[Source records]

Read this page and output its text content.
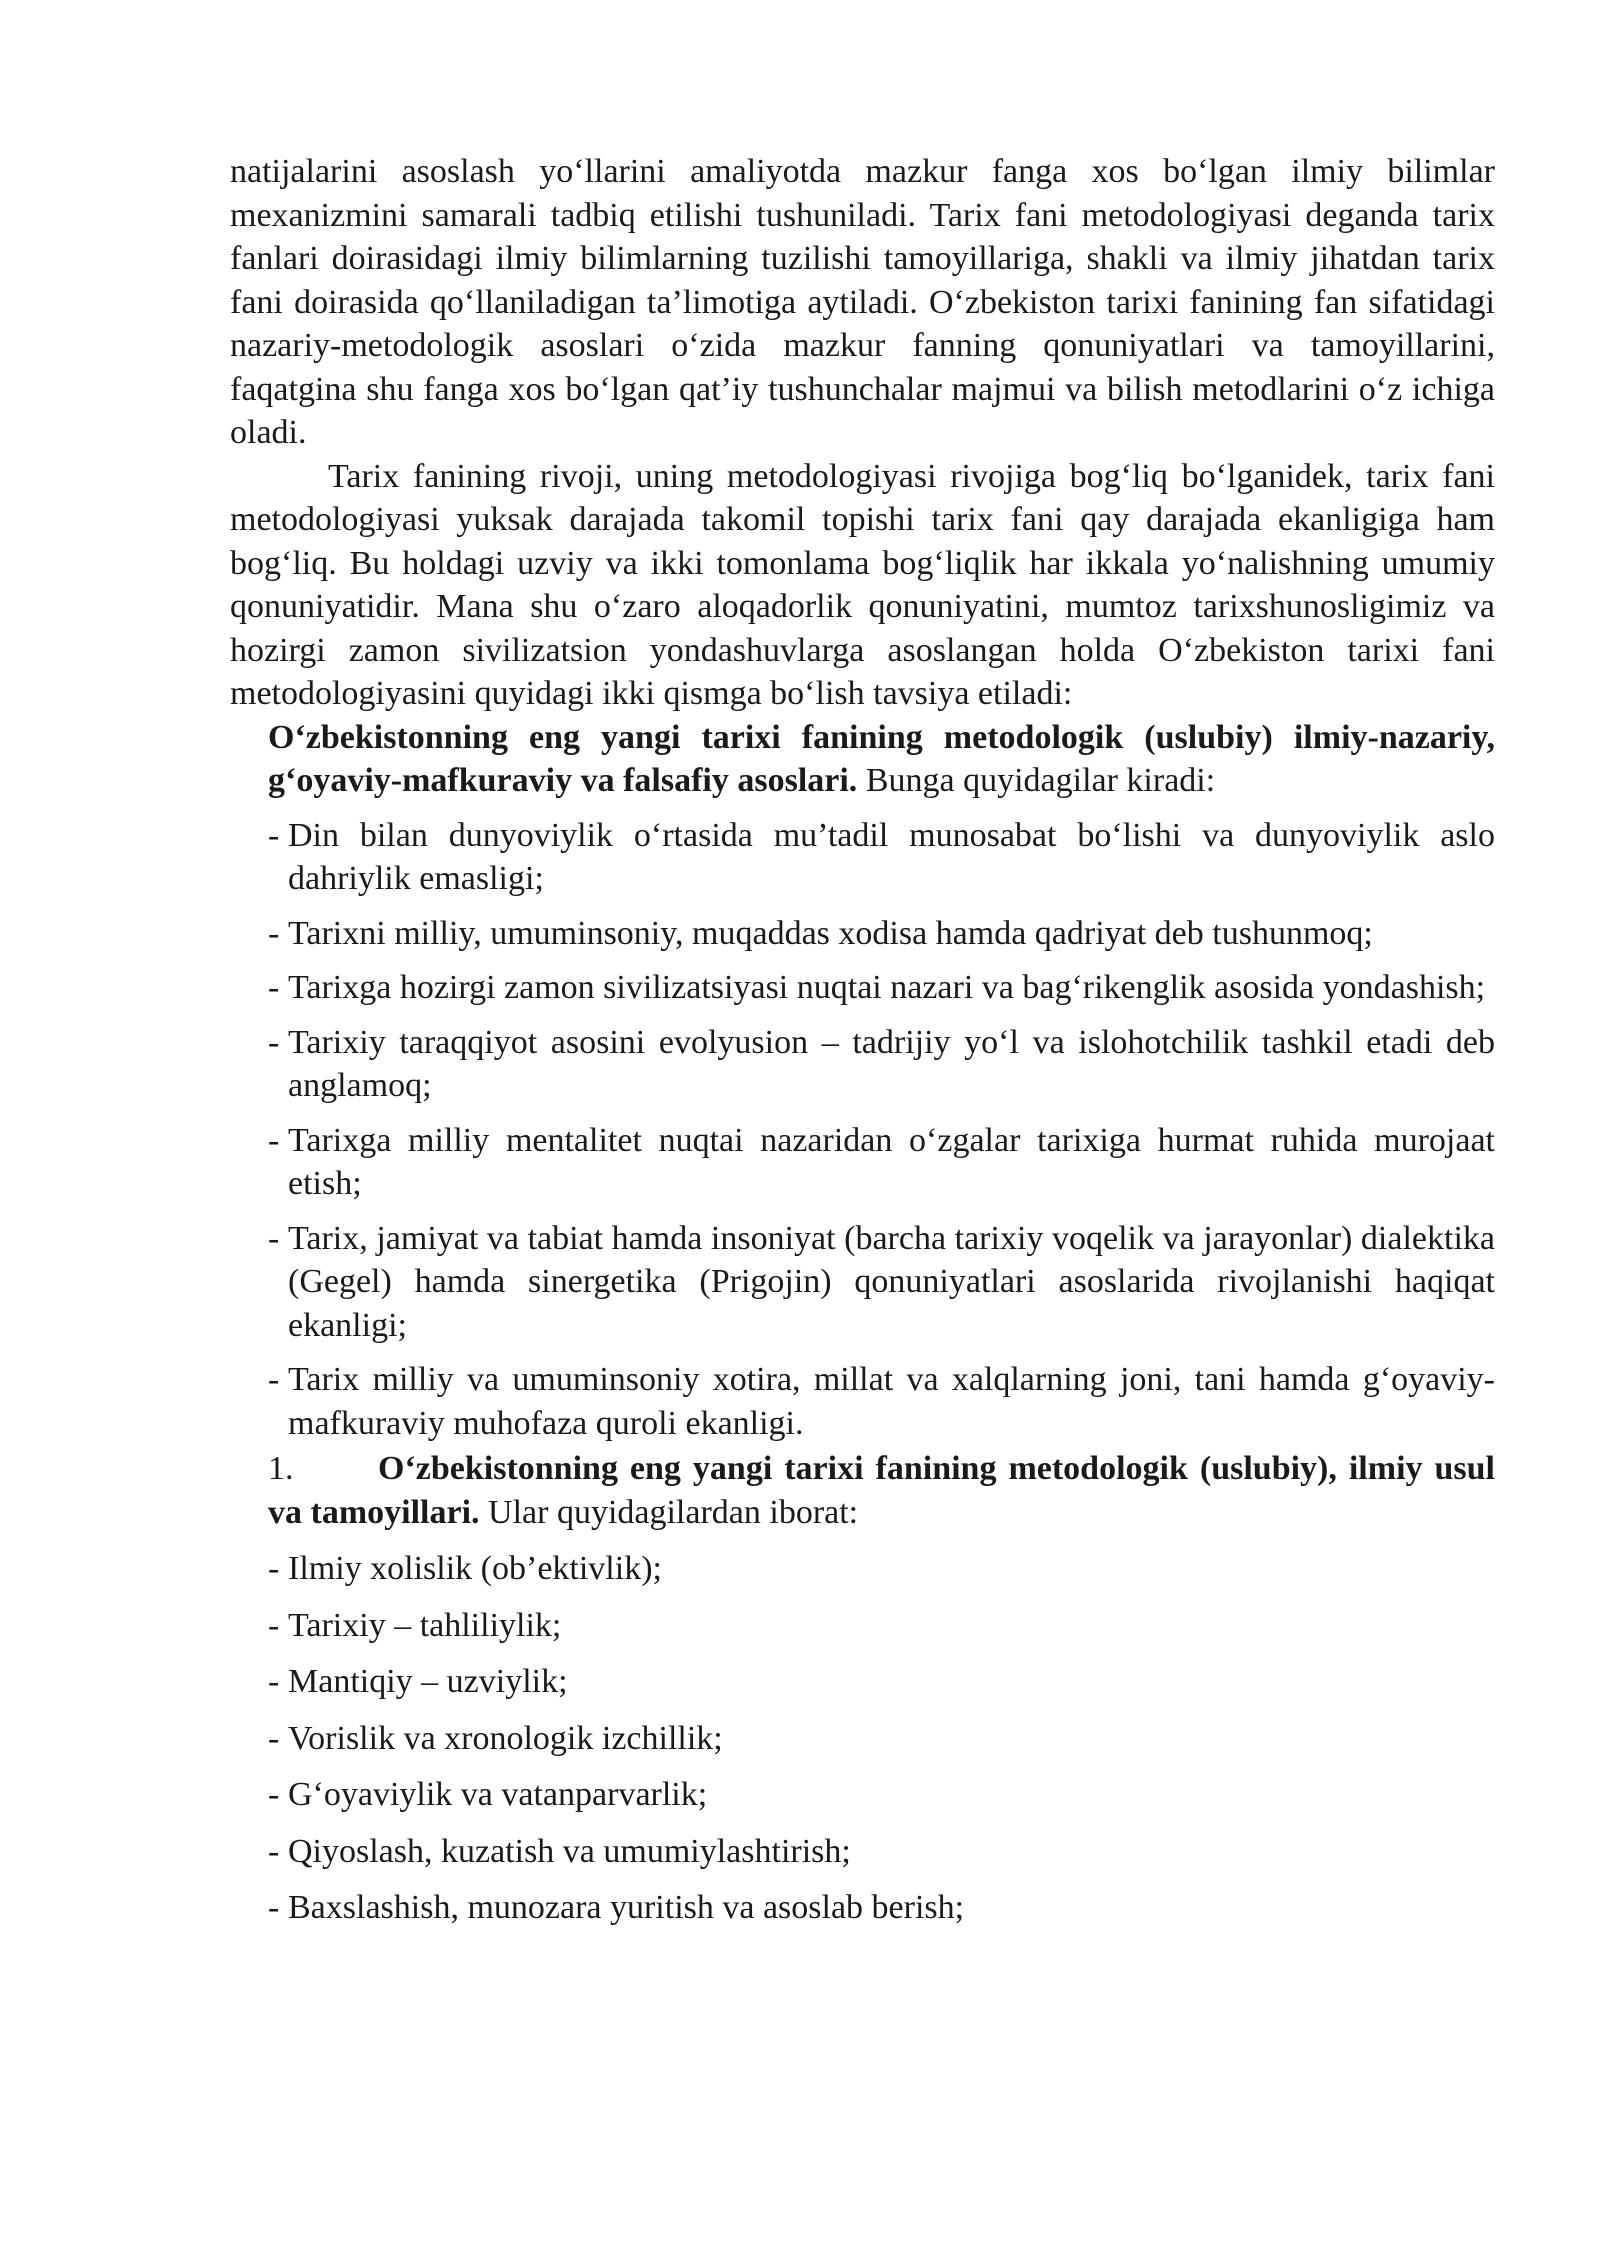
natijalarini asoslash yo‘llarini amaliyotda mazkur fanga xos bo‘lgan ilmiy bilimlar mexanizmini samarali tadbiq etilishi tushuniladi. Tarix fani metodologiyasi deganda tarix fanlari doirasidagi ilmiy bilimlarning tuzilishi tamoyillariga, shakli va ilmiy jihatdan tarix fani doirasida qo‘llaniladigan ta’limotiga aytiladi. O‘zbekiston tarixi fanining fan sifatidagi nazariy-metodologik asoslari o‘zida mazkur fanning qonuniyatlari va tamoyillarini, faqatgina shu fanga xos bo‘lgan qat’iy tushunchalar majmui va bilish metodlarini o‘z ichiga oladi.

Tarix fanining rivoji, uning metodologiyasi rivojiga bog‘liq bo‘lganidek, tarix fani metodologiyasi yuksak darajada takomil topishi tarix fani qay darajada ekanligiga ham bog‘liq. Bu holdagi uzviy va ikki tomonlama bog‘liqlik har ikkala yo‘nalishning umumiy qonuniyatidir. Mana shu o‘zaro aloqadorlik qonuniyatini, mumtoz tarixshunosligimiz va hozirgi zamon sivilizatsion yondashuvlarga asoslangan holda O‘zbekiston tarixi fani metodologiyasini quyidagi ikki qismga bo‘lish tavsiya etiladi:

O‘zbekistonning eng yangi tarixi fanining metodologik (uslubiy) ilmiy-nazariy, g‘oyaviy-mafkuraviy va falsafiy asoslari. Bunga quyidagilar kiradi:

- Din bilan dunyoviylik o‘rtasida mu’tadil munosabat bo‘lishi va dunyoviylik aslo dahriylik emasligi;
- Tarixni milliy, umuminsoniy, muqaddas xodisa hamda qadriyat deb tushunmoq;
- Tarixga hozirgi zamon sivilizatsiyasi nuqtai nazari va bag‘rikenglik asosida yondashish;
- Tarixiy taraqqiyot asosini evolyusion – tadrijiy yo‘l va islohotchilik tashkil etadi deb anglamoq;
- Tarixga milliy mentalitet nuqtai nazaridan o‘zgalar tarixiga hurmat ruhida murojaat etish;
- Tarix, jamiyat va tabiat hamda insoniyat (barcha tarixiy voqelik va jarayonlar) dialektika (Gegel) hamda sinergetika (Prigojin) qonuniyatlari asoslarida rivojlanishi haqiqat ekanligi;
- Tarix milliy va umuminsoniy xotira, millat va xalqlarning joni, tani hamda g‘oyaviy-mafkuraviy muhofaza quroli ekanligi.

1. O‘zbekistonning eng yangi tarixi fanining metodologik (uslubiy), ilmiy usul va tamoyillari. Ular quyidagilardan iborat:

- Ilmiy xolislik (ob’ektivlik);
- Tarixiy – tahliliylik;
- Mantiqiy – uzviylik;
- Vorislik va xronologik izchillik;
- G‘oyaviylik va vatanparvarlik;
- Qiyoslash, kuzatish va umumiylashtirish;
- Baxslashish, munozara yuritish va asoslab berish;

* _Exercise description_
Check each line of the entries above, and show every one holding the word "fanining".

* _Finished exercise_
natijalarini asoslash yo‘llarini amaliyotda mazkur fanga xos bo‘lgan ilmiy bilimlar mexanizmini samarali tadbiq etilishi tushuniladi. Tarix fani metodologiyasi deganda tarix fanlari doirasidagi ilmiy bilimlarning tuzilishi tamoyillariga, shakli va ilmiy jihatdan tarix fani doirasida qo‘llaniladigan ta’limotiga aytiladi. O‘zbekiston tarixi fanining fan sifatidagi nazariy-metodologik asoslari o‘zida mazkur fanning qonuniyatlari va tamoyillarini, faqatgina shu fanga xos bo‘lgan qat’iy tushunchalar majmui va bilish metodlarini o‘z ichiga oladi.
Tarix fanining rivoji, uning metodologiyasi rivojiga bog‘liq bo‘lganidek, tarix fani metodologiyasi yuksak darajada takomil topishi tarix fani qay darajada ekanligiga ham bog‘liq. Bu holdagi uzviy va ikki tomonlama bog‘liqlik har ikkala yo‘nalishning umumiy qonuniyatidir. Mana shu o‘zaro aloqadorlik qonuniyatini, mumtoz tarixshunosligimiz va hozirgi zamon sivilizatsion yondashuvlarga asoslangan holda O‘zbekiston tarixi fani metodologiyasini quyidagi ikki qismga bo‘lish tavsiya etiladi:
O‘zbekistonning eng yangi tarixi fanining metodologik (uslubiy) ilmiy-nazariy, g‘oyaviy-mafkuraviy va falsafiy asoslari. Bunga quyidagilar kiradi:
1. O‘zbekistonning eng yangi tarixi fanining metodologik (uslubiy), ilmiy usul va tamoyillari. Ular quyidagilardan iborat:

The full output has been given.